EXERCISE REQUIREMENTS: Print every entry, word for word, and skip the images.

====

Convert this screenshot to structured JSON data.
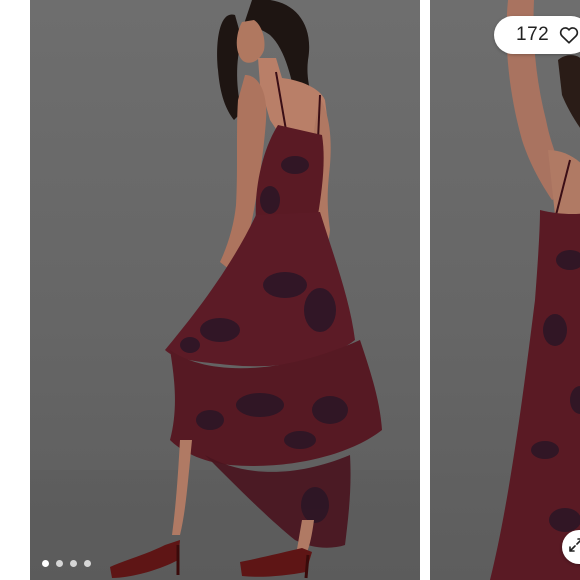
{
  "listing": {
    "likes": "172",
    "like_icon": "heart-outline-icon",
    "expand_icon": "expand-arrows-icon"
  },
  "carousel": {
    "photo_count": 4,
    "active_index": 1
  },
  "colors": {
    "backdrop": "#666666",
    "dress": "#5a1a24",
    "print": "#2a1626"
  }
}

====

COMPLETE OUTPUT:
Convert this screenshot to structured JSON data.
{
  "listing": {
    "likes": "172",
    "like_icon": "heart-outline-icon",
    "expand_icon": "expand-arrows-icon"
  },
  "carousel": {
    "photo_count": 4,
    "active_index": 1
  },
  "colors": {
    "backdrop": "#666666",
    "dress": "#5a1a24",
    "print": "#2a1626"
  }
}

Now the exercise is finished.